**Objective**
Write out the data again in full, exactly as it reads.

**Material shown**
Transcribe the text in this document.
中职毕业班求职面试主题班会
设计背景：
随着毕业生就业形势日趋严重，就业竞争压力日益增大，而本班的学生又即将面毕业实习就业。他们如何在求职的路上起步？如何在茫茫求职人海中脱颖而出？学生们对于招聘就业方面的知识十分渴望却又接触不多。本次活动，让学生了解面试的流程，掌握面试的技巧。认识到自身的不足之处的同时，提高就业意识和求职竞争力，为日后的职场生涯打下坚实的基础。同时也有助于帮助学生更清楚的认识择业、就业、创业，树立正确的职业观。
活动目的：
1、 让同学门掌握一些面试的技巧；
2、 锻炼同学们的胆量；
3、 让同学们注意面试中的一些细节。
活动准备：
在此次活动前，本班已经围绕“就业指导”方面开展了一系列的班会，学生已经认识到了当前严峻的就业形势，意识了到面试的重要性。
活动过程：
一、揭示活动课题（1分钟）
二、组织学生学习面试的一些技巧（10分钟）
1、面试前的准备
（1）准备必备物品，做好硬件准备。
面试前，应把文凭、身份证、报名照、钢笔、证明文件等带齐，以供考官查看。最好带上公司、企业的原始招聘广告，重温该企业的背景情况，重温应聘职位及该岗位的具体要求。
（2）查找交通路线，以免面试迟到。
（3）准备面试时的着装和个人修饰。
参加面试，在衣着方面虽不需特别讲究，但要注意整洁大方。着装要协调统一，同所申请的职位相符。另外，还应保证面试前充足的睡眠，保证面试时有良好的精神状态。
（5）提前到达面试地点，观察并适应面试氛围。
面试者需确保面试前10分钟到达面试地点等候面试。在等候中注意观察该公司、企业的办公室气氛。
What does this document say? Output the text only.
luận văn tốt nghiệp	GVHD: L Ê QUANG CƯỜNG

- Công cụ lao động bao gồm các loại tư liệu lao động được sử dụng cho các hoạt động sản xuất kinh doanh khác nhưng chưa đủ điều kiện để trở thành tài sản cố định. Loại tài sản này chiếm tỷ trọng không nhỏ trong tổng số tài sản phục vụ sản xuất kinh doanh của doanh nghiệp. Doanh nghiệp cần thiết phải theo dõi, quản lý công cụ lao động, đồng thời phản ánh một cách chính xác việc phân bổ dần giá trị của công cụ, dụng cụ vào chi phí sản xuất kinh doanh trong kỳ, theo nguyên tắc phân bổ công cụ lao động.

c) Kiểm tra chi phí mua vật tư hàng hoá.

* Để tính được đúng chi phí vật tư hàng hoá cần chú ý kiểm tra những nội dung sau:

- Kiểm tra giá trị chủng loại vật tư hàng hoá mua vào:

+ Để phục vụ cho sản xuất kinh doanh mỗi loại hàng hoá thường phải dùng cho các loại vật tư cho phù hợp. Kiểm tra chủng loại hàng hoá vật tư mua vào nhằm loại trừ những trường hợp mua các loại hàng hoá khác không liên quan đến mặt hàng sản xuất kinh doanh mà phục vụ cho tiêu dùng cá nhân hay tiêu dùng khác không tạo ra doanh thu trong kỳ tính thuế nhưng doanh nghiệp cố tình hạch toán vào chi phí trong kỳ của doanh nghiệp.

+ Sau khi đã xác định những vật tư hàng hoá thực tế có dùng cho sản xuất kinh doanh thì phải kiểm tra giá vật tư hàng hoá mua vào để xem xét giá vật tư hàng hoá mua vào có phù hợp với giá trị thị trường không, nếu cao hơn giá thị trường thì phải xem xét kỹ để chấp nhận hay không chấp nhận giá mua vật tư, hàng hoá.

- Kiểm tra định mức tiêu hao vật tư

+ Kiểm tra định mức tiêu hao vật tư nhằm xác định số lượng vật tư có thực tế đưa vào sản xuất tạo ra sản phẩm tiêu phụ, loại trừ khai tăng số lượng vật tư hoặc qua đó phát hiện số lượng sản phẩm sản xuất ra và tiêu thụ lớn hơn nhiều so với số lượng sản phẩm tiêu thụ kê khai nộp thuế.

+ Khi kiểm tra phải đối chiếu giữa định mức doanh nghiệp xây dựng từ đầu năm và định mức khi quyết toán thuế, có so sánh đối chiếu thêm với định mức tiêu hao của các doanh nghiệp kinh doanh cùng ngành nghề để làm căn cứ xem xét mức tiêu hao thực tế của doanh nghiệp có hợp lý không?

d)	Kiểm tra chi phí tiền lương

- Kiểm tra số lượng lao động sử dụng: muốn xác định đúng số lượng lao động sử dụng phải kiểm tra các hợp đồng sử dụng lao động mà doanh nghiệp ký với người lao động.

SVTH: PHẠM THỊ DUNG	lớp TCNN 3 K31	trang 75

**Correct output**
Transcribe the text in this document.
中职毕业班求职面试主题班会
设计背景：
随着毕业生就业形势日趋严重，就业竞争压力日益增大，而本班的学生又即将面毕业实习就业。他们如何在求职的路上起步？如何在茫茫求职人海中脱颖而出？学生们对于招聘就业方面的知识十分渴望却又接触不多。本次活动，让学生了解面试的流程，掌握面试的技巧。认识到自身的不足之处的同时，提高就业意识和求职竞争力，为日后的职场生涯打下坚实的基础。同时也有助于帮助学生更清楚的认识择业、就业、创业，树立正确的职业观。
活动目的：
1、 让同学门掌握一些面试的技巧；
2、 锻炼同学们的胆量；
3、 让同学们注意面试中的一些细节。
活动准备：
在此次活动前，本班已经围绕“就业指导”方面开展了一系列的班会，学生已经认识到了当前严峻的就业形势，意识了到面试的重要性。
活动过程：
一、揭示活动课题（1分钟）
二、组织学生学习面试的一些技巧（10分钟）
1、面试前的准备
（1）准备必备物品，做好硬件准备。
面试前，应把文凭、身份证、报名照、钢笔、证明文件等带齐，以供考官查看。最好带上公司、企业的原始招聘广告，重温该企业的背景情况，重温应聘职位及该岗位的具体要求。
（2）查找交通路线，以免面试迟到。
（3）准备面试时的着装和个人修饰。
参加面试，在衣着方面虽不需特别讲究，但要注意整洁大方。着装要协调统一，同所申请的职位相符。另外，还应保证面试前充足的睡眠，保证面试时有良好的精神状态。
（5）提前到达面试地点，观察并适应面试氛围。
面试者需确保面试前10分钟到达面试地点等候面试。在等候中注意观察该公司、企业的办公室气氛。
What does this document say? Output the text only.
luận văn tốt nghiệp	GVHD: L Ê QUANG CƯỜNG

- Công cụ lao động bao gồm các loại tư liệu lao động được sử dụng cho các hoạt động sản xuất kinh doanh khác nhưng chưa đủ điều kiện để trở thành tài sản cố định. Loại tài sản này chiếm tỷ trọng không nhỏ trong tổng số tài sản phục vụ sản xuất kinh doanh của doanh nghiệp. Doanh nghiệp cần thiết phải theo dõi, quản lý công cụ lao động, đồng thời phản ánh một cách chính xác việc phân bổ dần giá trị của công cụ, dụng cụ vào chi phí sản xuất kinh doanh trong kỳ, theo nguyên tắc phân bổ công cụ lao động.

c) Kiểm tra chi phí mua vật tư hàng hoá.

* Để tính được đúng chi phí vật tư hàng hoá cần chú ý kiểm tra những nội dung sau:

- Kiểm tra giá trị chủng loại vật tư hàng hoá mua vào:

+ Để phục vụ cho sản xuất kinh doanh mỗi loại hàng hoá thường phải dùng cho các loại vật tư cho phù hợp. Kiểm tra chủng loại hàng hoá vật tư mua vào nhằm loại trừ những trường hợp mua các loại hàng hoá khác không liên quan đến mặt hàng sản xuất kinh doanh mà phục vụ cho tiêu dùng cá nhân hay tiêu dùng khác không tạo ra doanh thu trong kỳ tính thuế nhưng doanh nghiệp cố tình hạch toán vào chi phí trong kỳ của doanh nghiệp.

+ Sau khi đã xác định những vật tư hàng hoá thực tế có dùng cho sản xuất kinh doanh thì phải kiểm tra giá vật tư hàng hoá mua vào để xem xét giá vật tư hàng hoá mua vào có phù hợp với giá trị thị trường không, nếu cao hơn giá thị trường thì phải xem xét kỹ để chấp nhận hay không chấp nhận giá mua vật tư, hàng hoá.

- Kiểm tra định mức tiêu hao vật tư

+ Kiểm tra định mức tiêu hao vật tư nhằm xác định số lượng vật tư có thực tế đưa vào sản xuất tạo ra sản phẩm tiêu phụ, loại trừ khai tăng số lượng vật tư hoặc qua đó phát hiện số lượng sản phẩm sản xuất ra và tiêu thụ lớn hơn nhiều so với số lượng sản phẩm tiêu thụ kê khai nộp thuế.

+ Khi kiểm tra phải đối chiếu giữa định mức doanh nghiệp xây dựng từ đầu năm và định mức khi quyết toán thuế, có so sánh đối chiếu thêm với định mức tiêu hao của các doanh nghiệp kinh doanh cùng ngành nghề để làm căn cứ xem xét mức tiêu hao thực tế của doanh nghiệp có hợp lý không?

d)	Kiểm tra chi phí tiền lương

- Kiểm tra số lượng lao động sử dụng: muốn xác định đúng số lượng lao động sử dụng phải kiểm tra các hợp đồng sử dụng lao động mà doanh nghiệp ký với người lao động.

SVTH: PHẠM THỊ DUNG	lớp TCNN 3 K31	trang 75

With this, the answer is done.